Print, Fold, Bind: Panel Discussion

Julie Chen »

Jenn Graves »

Benjamin Rinehart »

Rachel Simmons »

Jessica Spring »

moderated by Amelia Hugill-Fontanel »

This dynamic panel brings together a cohort of talented book artists who navigate the rich history of bookmaking, using their skills in printing and binding, and scoring to create complex, intimate art objects with diverse content. Speakers will discuss favorite structures, collaborative approaches, and how artists’ books uniquely amplify content and engage readers. Discover how these artists transform printed paper into immersive experiences while exploring themes of family, identity, history, science, nature, and politics through their innovative artists’ books.

9:15-11:00pm Cash Bar & Telling of Tall Type Tales

Join us for a delightful evening of type talk and fine refreshments.

Saturday, November 8

*NEW* This year’s Swap & Sale will be off-site at the Hamilton Community House in Two Rivers and open to the public. Transportation will be provided via trolley to and from the museum and the local hotels.

The Swap Portion: Anyone can bring prints to swap.

Before you arrive at Wayzgoose, create something that you would like to share with the Wayzgoose community. Then be prepared on Saturday morning to swap with other attendees that also brought prints that they would like to trade.

The Sale Portion: There are 35+ vendor tables to peruse for purchasing prints and print-related goods.

Vendors must be pre-registered. They’ll be able to set-up starting at 7am with the sale opening to the public at 9am.

10:00am Museum Open

There are no scheduled activities until this afternoon but the museum will be open for those who still need to check-in or if you’re just looking for a quiet spot or place to chat.

10:00am-Noon Registration Open
Noon–2:00pm Lunch / In Living Color: BIPOC Meet & Greet (Museum Gallery)

Grab your lunch and head back to the museum for this informal gathering, hosted by the Museum’s BIWOC Artists-in-Residence, Melissa Blount, Jen Graves & Desiree Aspiras.

2:00-2:10pm Introduction for Afternoon Presentations
2:10-2:20pm Print Futures Presentation
More details coming soon

The Business of Letterpress Gig Posters

Bobby Rosenstock »

Bobby Rosenstock will talk about what it’s been like creating woodcut gig posters out of his shop JustAJar Design Press for the past 16 years. From carving blocks to carving out a sustainable business, we’ll explore the craft, the creative process, client relations, pricing, and navigating the intersection of fine art and commercial work. Come to look at prints and learn what it’s been like to work with Willie Nelson, John Prine, Soundgarden, Jack Daniel’s, Billy Strings and more.

(Element boundary records)
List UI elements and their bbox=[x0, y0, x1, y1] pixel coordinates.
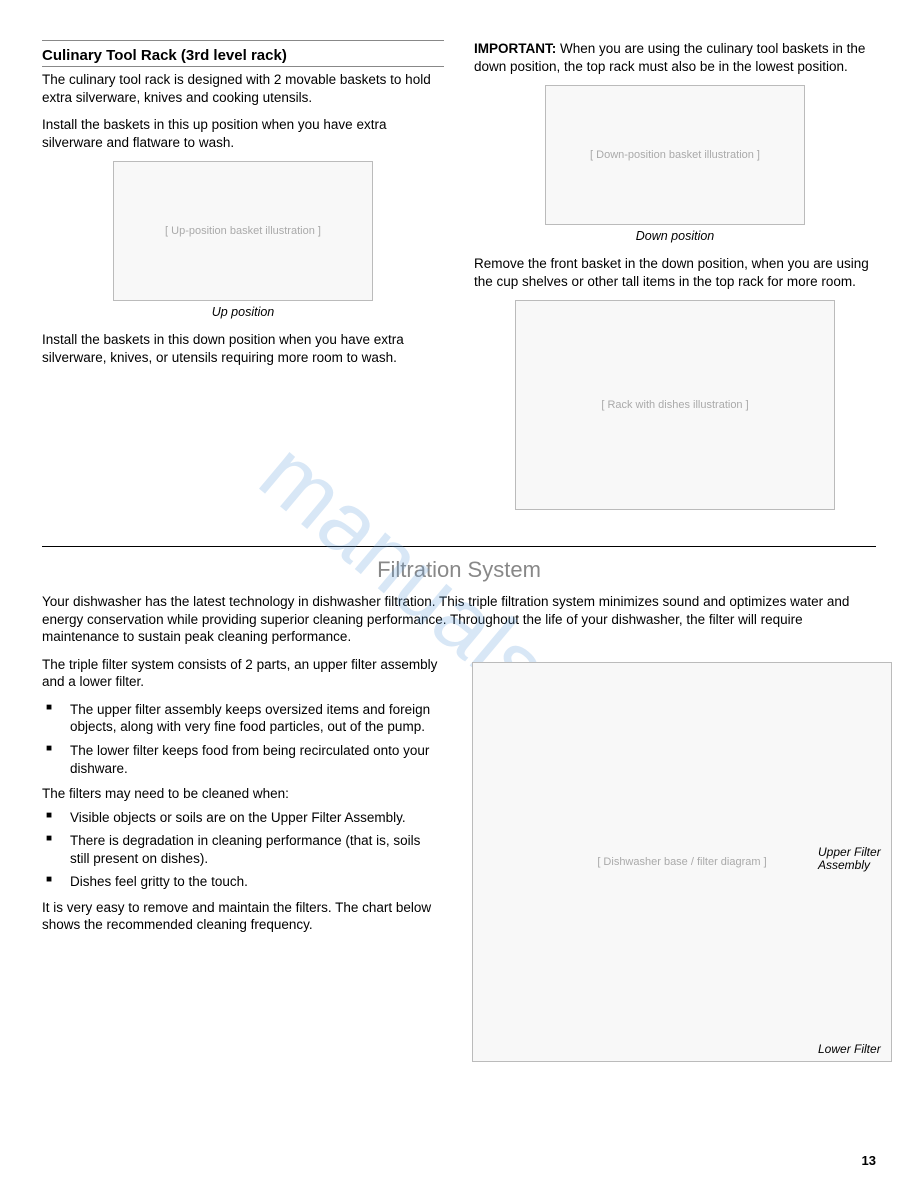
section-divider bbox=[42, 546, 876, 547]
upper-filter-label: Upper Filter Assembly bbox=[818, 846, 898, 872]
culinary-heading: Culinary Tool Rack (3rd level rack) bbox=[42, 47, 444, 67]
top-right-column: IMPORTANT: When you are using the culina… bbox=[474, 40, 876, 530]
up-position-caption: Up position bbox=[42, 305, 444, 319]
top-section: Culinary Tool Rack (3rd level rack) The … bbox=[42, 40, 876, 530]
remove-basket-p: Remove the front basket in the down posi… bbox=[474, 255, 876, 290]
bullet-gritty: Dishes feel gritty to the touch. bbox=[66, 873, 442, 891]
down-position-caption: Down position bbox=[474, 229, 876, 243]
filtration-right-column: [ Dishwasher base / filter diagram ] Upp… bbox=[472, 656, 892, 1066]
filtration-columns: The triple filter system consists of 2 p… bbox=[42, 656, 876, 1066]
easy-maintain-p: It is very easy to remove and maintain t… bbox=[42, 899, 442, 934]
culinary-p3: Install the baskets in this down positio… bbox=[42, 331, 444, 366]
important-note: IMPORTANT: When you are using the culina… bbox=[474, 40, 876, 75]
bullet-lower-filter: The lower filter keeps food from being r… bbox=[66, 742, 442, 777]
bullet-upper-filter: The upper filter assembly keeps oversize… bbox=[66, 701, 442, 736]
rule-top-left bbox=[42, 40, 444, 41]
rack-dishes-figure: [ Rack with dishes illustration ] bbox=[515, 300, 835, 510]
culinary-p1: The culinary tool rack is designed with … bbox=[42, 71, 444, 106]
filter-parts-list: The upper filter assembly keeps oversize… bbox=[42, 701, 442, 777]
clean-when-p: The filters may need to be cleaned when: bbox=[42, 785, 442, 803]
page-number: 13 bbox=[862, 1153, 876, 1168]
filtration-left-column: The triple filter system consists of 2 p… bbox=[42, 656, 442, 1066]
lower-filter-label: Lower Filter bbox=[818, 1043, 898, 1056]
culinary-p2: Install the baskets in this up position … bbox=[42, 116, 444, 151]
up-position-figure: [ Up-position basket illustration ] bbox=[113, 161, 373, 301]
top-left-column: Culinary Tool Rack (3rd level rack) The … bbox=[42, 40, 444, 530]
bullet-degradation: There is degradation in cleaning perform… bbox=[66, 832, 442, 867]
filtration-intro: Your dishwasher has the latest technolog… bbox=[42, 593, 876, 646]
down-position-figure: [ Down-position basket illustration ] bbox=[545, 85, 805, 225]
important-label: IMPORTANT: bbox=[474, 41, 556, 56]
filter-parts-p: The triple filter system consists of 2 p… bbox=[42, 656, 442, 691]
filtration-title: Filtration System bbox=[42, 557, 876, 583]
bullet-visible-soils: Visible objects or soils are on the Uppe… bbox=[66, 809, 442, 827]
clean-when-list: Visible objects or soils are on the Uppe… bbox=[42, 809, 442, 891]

* Short exercise A: Using the event schedule above the material, decide whether each statement agrees with it: (i) the Swap & Sale is open to the public; (ii) vendors can begin setting up at 9am; (iii) Bobby Rosenstock has been making woodcut gig posters for the past 16 years. Answer yes or no for each, quoting the deciding words.
* Short exercise B: Please transcribe the event schedule above the material, starting with "The Sale Portion: There" and going on through "Greet (Museum Gallery)".

* Written answer A:
(i) Yes: "This year’s Swap & Sale will be off-site at the Hamilton Community House in Two Rivers and open to the public."
(ii) No: "They’ll be able to set-up starting at 7am with the sale opening to the public at 9am."
(iii) Yes: "creating woodcut gig posters out of his shop JustAJar Design Press for the past 16 years"

* Written answer B:
The Sale Portion: There are 35+ vendor tables to peruse for purchasing prints and print-related goods.

Vendors must be pre-registered. They’ll be able to set-up starting at 7am with the sale opening to the public at 9am.

10:00am Museum Open

There are no scheduled activities until this afternoon but the museum will be open for those who still need to check-in or if you’re just looking for a quiet spot or place to chat.

10:00am-Noon Registration Open
Noon–2:00pm Lunch / In Living Color: BIPOC Meet & Greet (Museum Gallery)